(Saved entries)
►
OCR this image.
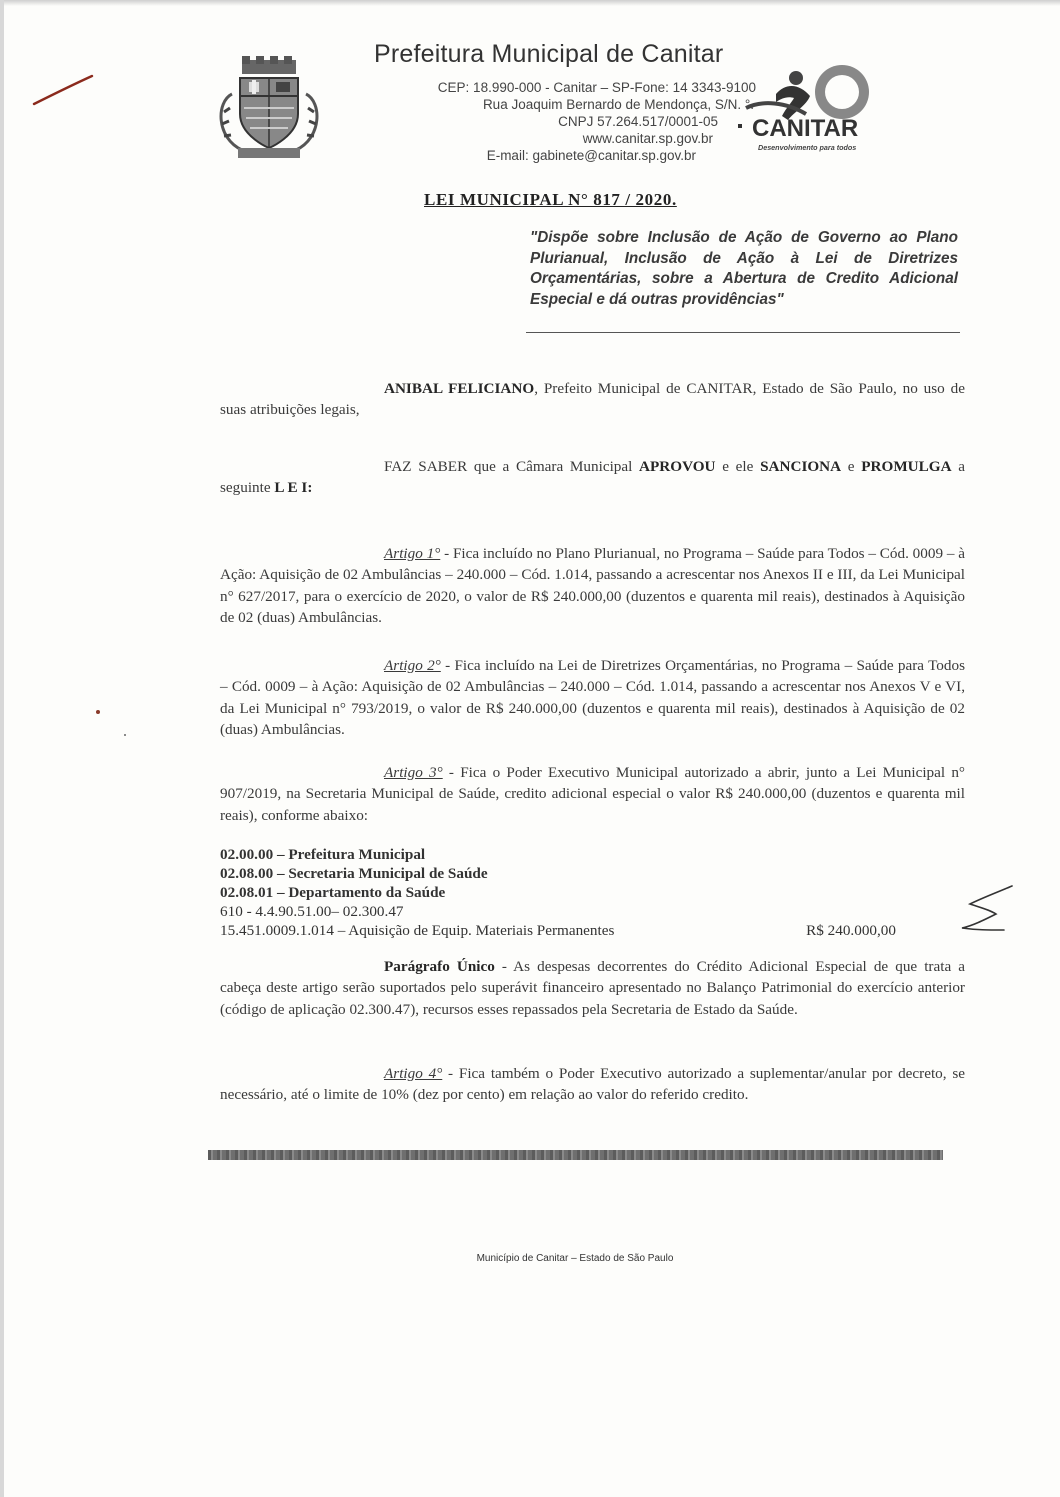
Prefeitura Municipal de Canitar
CEP: 18.990-000 - Canitar – SP-Fone: 14 3343-9100
Rua Joaquim Bernardo de Mendonça, S/N. °.
CNPJ 57.264.517/0001-05
www.canitar.sp.gov.br
E-mail: gabinete@canitar.sp.gov.br
CANITAR
Desenvolvimento para todos
LEI MUNICIPAL N° 817 / 2020.
"Dispõe sobre Inclusão de Ação de Governo ao Plano Plurianual, Inclusão de Ação à Lei de Diretrizes Orçamentárias, sobre a Abertura de Credito Adicional Especial e dá outras providências"
ANIBAL FELICIANO, Prefeito Municipal de CANITAR, Estado de São Paulo, no uso de suas atribuições legais,
FAZ SABER que a Câmara Municipal APROVOU e ele SANCIONA e PROMULGA a seguinte L E I:
Artigo 1° - Fica incluído no Plano Plurianual, no Programa – Saúde para Todos – Cód. 0009 – à Ação: Aquisição de 02 Ambulâncias – 240.000 – Cód. 1.014, passando a acrescentar nos Anexos II e III, da Lei Municipal n° 627/2017, para o exercício de 2020, o valor de R$ 240.000,00 (duzentos e quarenta mil reais), destinados à Aquisição de 02 (duas) Ambulâncias.
Artigo 2° - Fica incluído na Lei de Diretrizes Orçamentárias, no Programa – Saúde para Todos – Cód. 0009 – à Ação: Aquisição de 02 Ambulâncias – 240.000 – Cód. 1.014, passando a acrescentar nos Anexos V e VI, da Lei Municipal n° 793/2019, o valor de R$ 240.000,00 (duzentos e quarenta mil reais), destinados à Aquisição de 02 (duas) Ambulâncias.
Artigo 3° - Fica o Poder Executivo Municipal autorizado a abrir, junto a Lei Municipal n° 907/2019, na Secretaria Municipal de Saúde, credito adicional especial o valor R$ 240.000,00 (duzentos e quarenta mil reais), conforme abaixo:
02.00.00 – Prefeitura Municipal
02.08.00 – Secretaria Municipal de Saúde
02.08.01 – Departamento da Saúde
610 - 4.4.90.51.00– 02.300.47
15.451.0009.1.014 – Aquisição de Equip. Materiais Permanentes	R$ 240.000,00
Parágrafo Único - As despesas decorrentes do Crédito Adicional Especial de que trata a cabeça deste artigo serão suportados pelo superávit financeiro apresentado no Balanço Patrimonial do exercício anterior (código de aplicação 02.300.47), recursos esses repassados pela Secretaria de Estado da Saúde.
Artigo 4° - Fica também o Poder Executivo autorizado a suplementar/anular por decreto, se necessário, até o limite de 10% (dez por cento) em relação ao valor do referido credito.
Município de Canitar – Estado de São Paulo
◄
■ **Exercise**
Would you return the data exactly as written, without the pictures?

■ **Task solution**
OCR this image.
Prefeitura Municipal de Canitar
CEP: 18.990-000 - Canitar – SP-Fone: 14 3343-9100
Rua Joaquim Bernardo de Mendonça, S/N. °.
CNPJ 57.264.517/0001-05
www.canitar.sp.gov.br
E-mail: gabinete@canitar.sp.gov.br
CANITAR
Desenvolvimento para todos
LEI MUNICIPAL N° 817 / 2020.
"Dispõe sobre Inclusão de Ação de Governo ao Plano Plurianual, Inclusão de Ação à Lei de Diretrizes Orçamentárias, sobre a Abertura de Credito Adicional Especial e dá outras providências"
ANIBAL FELICIANO, Prefeito Municipal de CANITAR, Estado de São Paulo, no uso de suas atribuições legais,
FAZ SABER que a Câmara Municipal APROVOU e ele SANCIONA e PROMULGA a seguinte L E I:
Artigo 1° - Fica incluído no Plano Plurianual, no Programa – Saúde para Todos – Cód. 0009 – à Ação: Aquisição de 02 Ambulâncias – 240.000 – Cód. 1.014, passando a acrescentar nos Anexos II e III, da Lei Municipal n° 627/2017, para o exercício de 2020, o valor de R$ 240.000,00 (duzentos e quarenta mil reais), destinados à Aquisição de 02 (duas) Ambulâncias.
Artigo 2° - Fica incluído na Lei de Diretrizes Orçamentárias, no Programa – Saúde para Todos – Cód. 0009 – à Ação: Aquisição de 02 Ambulâncias – 240.000 – Cód. 1.014, passando a acrescentar nos Anexos V e VI, da Lei Municipal n° 793/2019, o valor de R$ 240.000,00 (duzentos e quarenta mil reais), destinados à Aquisição de 02 (duas) Ambulâncias.
Artigo 3° - Fica o Poder Executivo Municipal autorizado a abrir, junto a Lei Municipal n° 907/2019, na Secretaria Municipal de Saúde, credito adicional especial o valor R$ 240.000,00 (duzentos e quarenta mil reais), conforme abaixo:
02.00.00 – Prefeitura Municipal
02.08.00 – Secretaria Municipal de Saúde
02.08.01 – Departamento da Saúde
610 - 4.4.90.51.00– 02.300.47
15.451.0009.1.014 – Aquisição de Equip. Materiais Permanentes	R$ 240.000,00
Parágrafo Único - As despesas decorrentes do Crédito Adicional Especial de que trata a cabeça deste artigo serão suportados pelo superávit financeiro apresentado no Balanço Patrimonial do exercício anterior (código de aplicação 02.300.47), recursos esses repassados pela Secretaria de Estado da Saúde.
Artigo 4° - Fica também o Poder Executivo autorizado a suplementar/anular por decreto, se necessário, até o limite de 10% (dez por cento) em relação ao valor do referido credito.
Município de Canitar – Estado de São Paulo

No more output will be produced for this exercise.